DO THIS: What follows is a set of entries. Repeat them exactly, but not their pictures.

PROVIDED DATA:
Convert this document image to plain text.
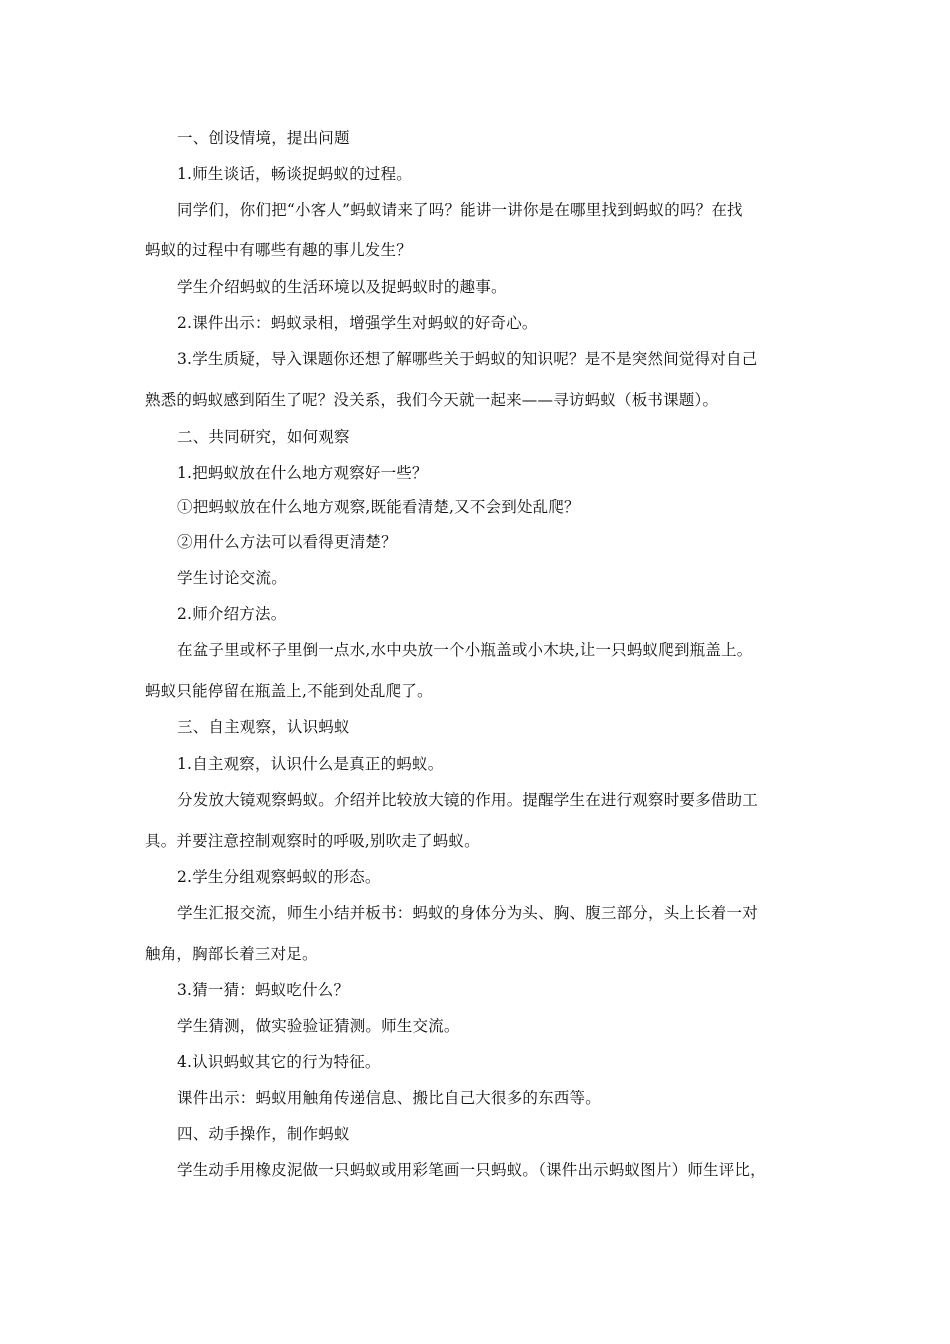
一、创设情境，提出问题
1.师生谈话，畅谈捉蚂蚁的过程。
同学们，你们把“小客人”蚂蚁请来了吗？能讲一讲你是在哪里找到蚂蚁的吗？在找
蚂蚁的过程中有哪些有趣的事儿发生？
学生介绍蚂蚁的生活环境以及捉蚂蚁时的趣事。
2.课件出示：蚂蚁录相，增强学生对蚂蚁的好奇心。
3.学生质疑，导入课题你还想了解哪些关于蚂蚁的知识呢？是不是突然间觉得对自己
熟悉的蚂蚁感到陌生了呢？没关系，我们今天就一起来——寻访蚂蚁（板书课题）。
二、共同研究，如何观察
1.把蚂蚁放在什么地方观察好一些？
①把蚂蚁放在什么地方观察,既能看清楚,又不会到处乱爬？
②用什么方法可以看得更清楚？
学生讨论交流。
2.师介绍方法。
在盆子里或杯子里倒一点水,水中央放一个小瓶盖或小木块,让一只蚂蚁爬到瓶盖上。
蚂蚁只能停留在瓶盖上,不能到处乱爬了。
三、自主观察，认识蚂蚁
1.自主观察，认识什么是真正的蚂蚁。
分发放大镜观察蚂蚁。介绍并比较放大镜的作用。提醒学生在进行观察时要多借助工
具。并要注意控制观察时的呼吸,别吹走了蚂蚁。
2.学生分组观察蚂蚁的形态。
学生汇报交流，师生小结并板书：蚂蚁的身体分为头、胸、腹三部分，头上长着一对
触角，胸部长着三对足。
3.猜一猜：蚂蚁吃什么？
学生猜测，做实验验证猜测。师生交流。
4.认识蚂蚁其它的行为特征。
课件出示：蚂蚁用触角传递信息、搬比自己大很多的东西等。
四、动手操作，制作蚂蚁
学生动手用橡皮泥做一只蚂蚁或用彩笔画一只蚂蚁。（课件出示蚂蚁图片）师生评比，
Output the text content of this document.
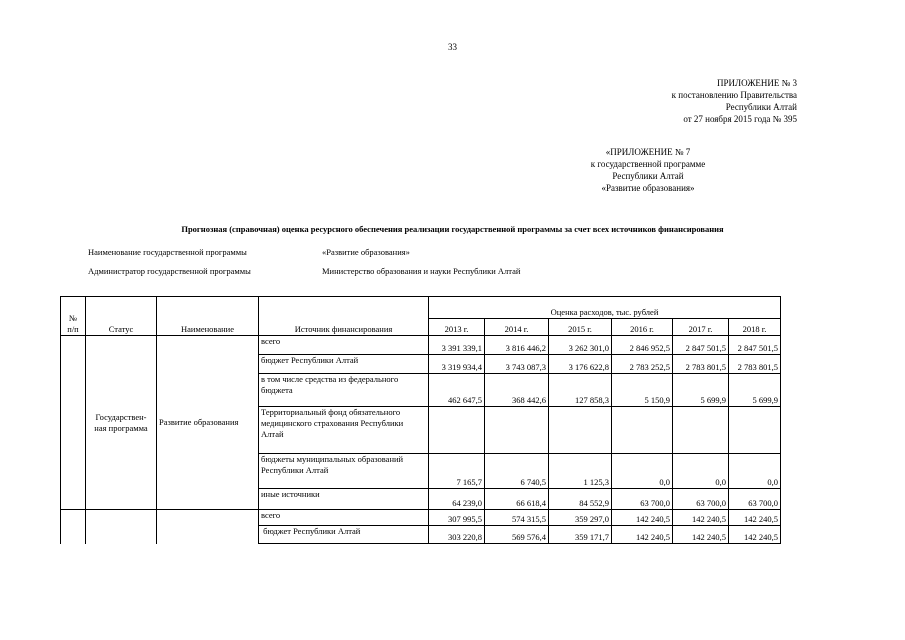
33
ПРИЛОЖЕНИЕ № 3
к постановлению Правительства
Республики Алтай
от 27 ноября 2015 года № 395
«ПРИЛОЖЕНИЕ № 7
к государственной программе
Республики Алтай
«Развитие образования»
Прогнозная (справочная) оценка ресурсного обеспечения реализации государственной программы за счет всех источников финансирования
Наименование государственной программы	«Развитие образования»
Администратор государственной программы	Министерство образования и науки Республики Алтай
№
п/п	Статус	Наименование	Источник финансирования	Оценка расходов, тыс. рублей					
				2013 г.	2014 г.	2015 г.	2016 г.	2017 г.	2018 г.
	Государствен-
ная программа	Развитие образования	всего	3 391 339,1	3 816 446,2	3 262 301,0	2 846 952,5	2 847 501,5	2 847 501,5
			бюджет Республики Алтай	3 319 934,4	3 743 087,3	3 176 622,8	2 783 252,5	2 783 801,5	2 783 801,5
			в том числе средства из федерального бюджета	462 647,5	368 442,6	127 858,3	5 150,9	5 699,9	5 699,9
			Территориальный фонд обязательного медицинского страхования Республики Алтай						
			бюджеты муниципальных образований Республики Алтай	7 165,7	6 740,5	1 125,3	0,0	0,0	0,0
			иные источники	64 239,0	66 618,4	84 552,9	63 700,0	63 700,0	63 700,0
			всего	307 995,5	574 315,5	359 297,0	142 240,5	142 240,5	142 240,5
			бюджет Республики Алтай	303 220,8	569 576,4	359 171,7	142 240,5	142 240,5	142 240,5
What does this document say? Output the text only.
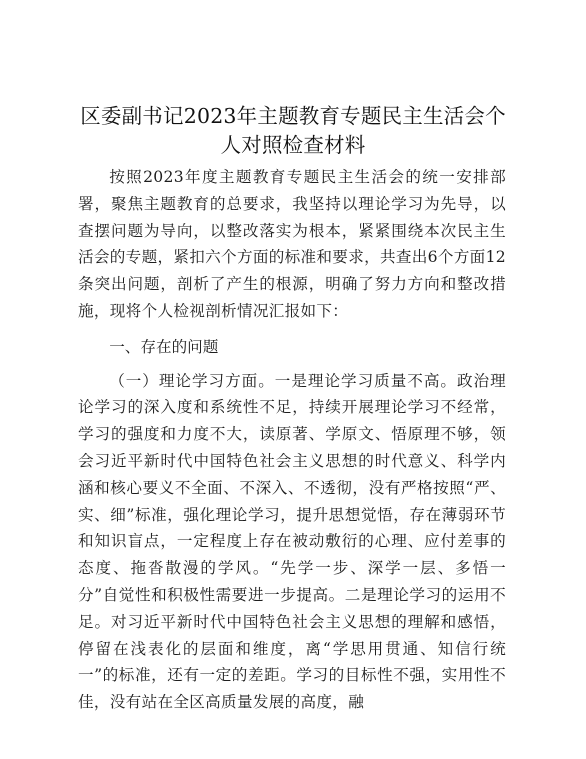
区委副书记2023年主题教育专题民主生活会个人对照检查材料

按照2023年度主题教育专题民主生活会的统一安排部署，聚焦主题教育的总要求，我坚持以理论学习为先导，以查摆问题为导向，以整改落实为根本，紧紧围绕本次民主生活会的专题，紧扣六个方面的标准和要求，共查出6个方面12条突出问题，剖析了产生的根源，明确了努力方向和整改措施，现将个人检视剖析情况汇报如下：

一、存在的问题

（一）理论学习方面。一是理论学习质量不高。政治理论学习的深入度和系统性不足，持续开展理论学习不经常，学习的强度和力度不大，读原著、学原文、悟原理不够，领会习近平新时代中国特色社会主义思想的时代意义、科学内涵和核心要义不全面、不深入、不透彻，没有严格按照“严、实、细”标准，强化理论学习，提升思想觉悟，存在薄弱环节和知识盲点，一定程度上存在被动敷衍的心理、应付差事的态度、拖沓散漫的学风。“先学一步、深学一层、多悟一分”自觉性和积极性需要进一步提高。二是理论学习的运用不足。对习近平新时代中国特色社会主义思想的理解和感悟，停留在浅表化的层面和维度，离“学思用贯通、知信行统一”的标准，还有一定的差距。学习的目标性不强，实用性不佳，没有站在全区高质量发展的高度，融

ANSWER TO THIS PROBLEM:
Convert this document image to plain text.
一、创设情境，提出问题
1.师生谈话，畅谈捉蚂蚁的过程。
同学们，你们把“小客人”蚂蚁请来了吗？能讲一讲你是在哪里找到蚂蚁的吗？在找
蚂蚁的过程中有哪些有趣的事儿发生？
学生介绍蚂蚁的生活环境以及捉蚂蚁时的趣事。
2.课件出示：蚂蚁录相，增强学生对蚂蚁的好奇心。
3.学生质疑，导入课题你还想了解哪些关于蚂蚁的知识呢？是不是突然间觉得对自己
熟悉的蚂蚁感到陌生了呢？没关系，我们今天就一起来——寻访蚂蚁（板书课题）。
二、共同研究，如何观察
1.把蚂蚁放在什么地方观察好一些？
①把蚂蚁放在什么地方观察,既能看清楚,又不会到处乱爬？
②用什么方法可以看得更清楚？
学生讨论交流。
2.师介绍方法。
在盆子里或杯子里倒一点水,水中央放一个小瓶盖或小木块,让一只蚂蚁爬到瓶盖上。
蚂蚁只能停留在瓶盖上,不能到处乱爬了。
三、自主观察，认识蚂蚁
1.自主观察，认识什么是真正的蚂蚁。
分发放大镜观察蚂蚁。介绍并比较放大镜的作用。提醒学生在进行观察时要多借助工
具。并要注意控制观察时的呼吸,别吹走了蚂蚁。
2.学生分组观察蚂蚁的形态。
学生汇报交流，师生小结并板书：蚂蚁的身体分为头、胸、腹三部分，头上长着一对
触角，胸部长着三对足。
3.猜一猜：蚂蚁吃什么？
学生猜测，做实验验证猜测。师生交流。
4.认识蚂蚁其它的行为特征。
课件出示：蚂蚁用触角传递信息、搬比自己大很多的东西等。
四、动手操作，制作蚂蚁
学生动手用橡皮泥做一只蚂蚁或用彩笔画一只蚂蚁。（课件出示蚂蚁图片）师生评比，
Output the text content of this document.
33
ПРИЛОЖЕНИЕ № 3
к постановлению Правительства
Республики Алтай
от 27 ноября 2015 года № 395
«ПРИЛОЖЕНИЕ № 7
к государственной программе
Республики Алтай
«Развитие образования»
Прогнозная (справочная) оценка ресурсного обеспечения реализации государственной программы за счет всех источников финансирования
Наименование государственной программы	«Развитие образования»
Администратор государственной программы	Министерство образования и науки Республики Алтай
№
п/п	Статус	Наименование	Источник финансирования	Оценка расходов, тыс. рублей					
				2013 г.	2014 г.	2015 г.	2016 г.	2017 г.	2018 г.
	Государствен-
ная программа	Развитие образования	всего	3 391 339,1	3 816 446,2	3 262 301,0	2 846 952,5	2 847 501,5	2 847 501,5
			бюджет Республики Алтай	3 319 934,4	3 743 087,3	3 176 622,8	2 783 252,5	2 783 801,5	2 783 801,5
			в том числе средства из федерального бюджета	462 647,5	368 442,6	127 858,3	5 150,9	5 699,9	5 699,9
			Территориальный фонд обязательного медицинского страхования Республики Алтай						
			бюджеты муниципальных образований Республики Алтай	7 165,7	6 740,5	1 125,3	0,0	0,0	0,0
			иные источники	64 239,0	66 618,4	84 552,9	63 700,0	63 700,0	63 700,0
			всего	307 995,5	574 315,5	359 297,0	142 240,5	142 240,5	142 240,5
			бюджет Республики Алтай	303 220,8	569 576,4	359 171,7	142 240,5	142 240,5	142 240,5
What does this document say? Output the text only.
区委副书记2023年主题教育专题民主生活会个人对照检查材料

按照2023年度主题教育专题民主生活会的统一安排部署，聚焦主题教育的总要求，我坚持以理论学习为先导，以查摆问题为导向，以整改落实为根本，紧紧围绕本次民主生活会的专题，紧扣六个方面的标准和要求，共查出6个方面12条突出问题，剖析了产生的根源，明确了努力方向和整改措施，现将个人检视剖析情况汇报如下：

一、存在的问题

（一）理论学习方面。一是理论学习质量不高。政治理论学习的深入度和系统性不足，持续开展理论学习不经常，学习的强度和力度不大，读原著、学原文、悟原理不够，领会习近平新时代中国特色社会主义思想的时代意义、科学内涵和核心要义不全面、不深入、不透彻，没有严格按照“严、实、细”标准，强化理论学习，提升思想觉悟，存在薄弱环节和知识盲点，一定程度上存在被动敷衍的心理、应付差事的态度、拖沓散漫的学风。“先学一步、深学一层、多悟一分”自觉性和积极性需要进一步提高。二是理论学习的运用不足。对习近平新时代中国特色社会主义思想的理解和感悟，停留在浅表化的层面和维度，离“学思用贯通、知信行统一”的标准，还有一定的差距。学习的目标性不强，实用性不佳，没有站在全区高质量发展的高度，融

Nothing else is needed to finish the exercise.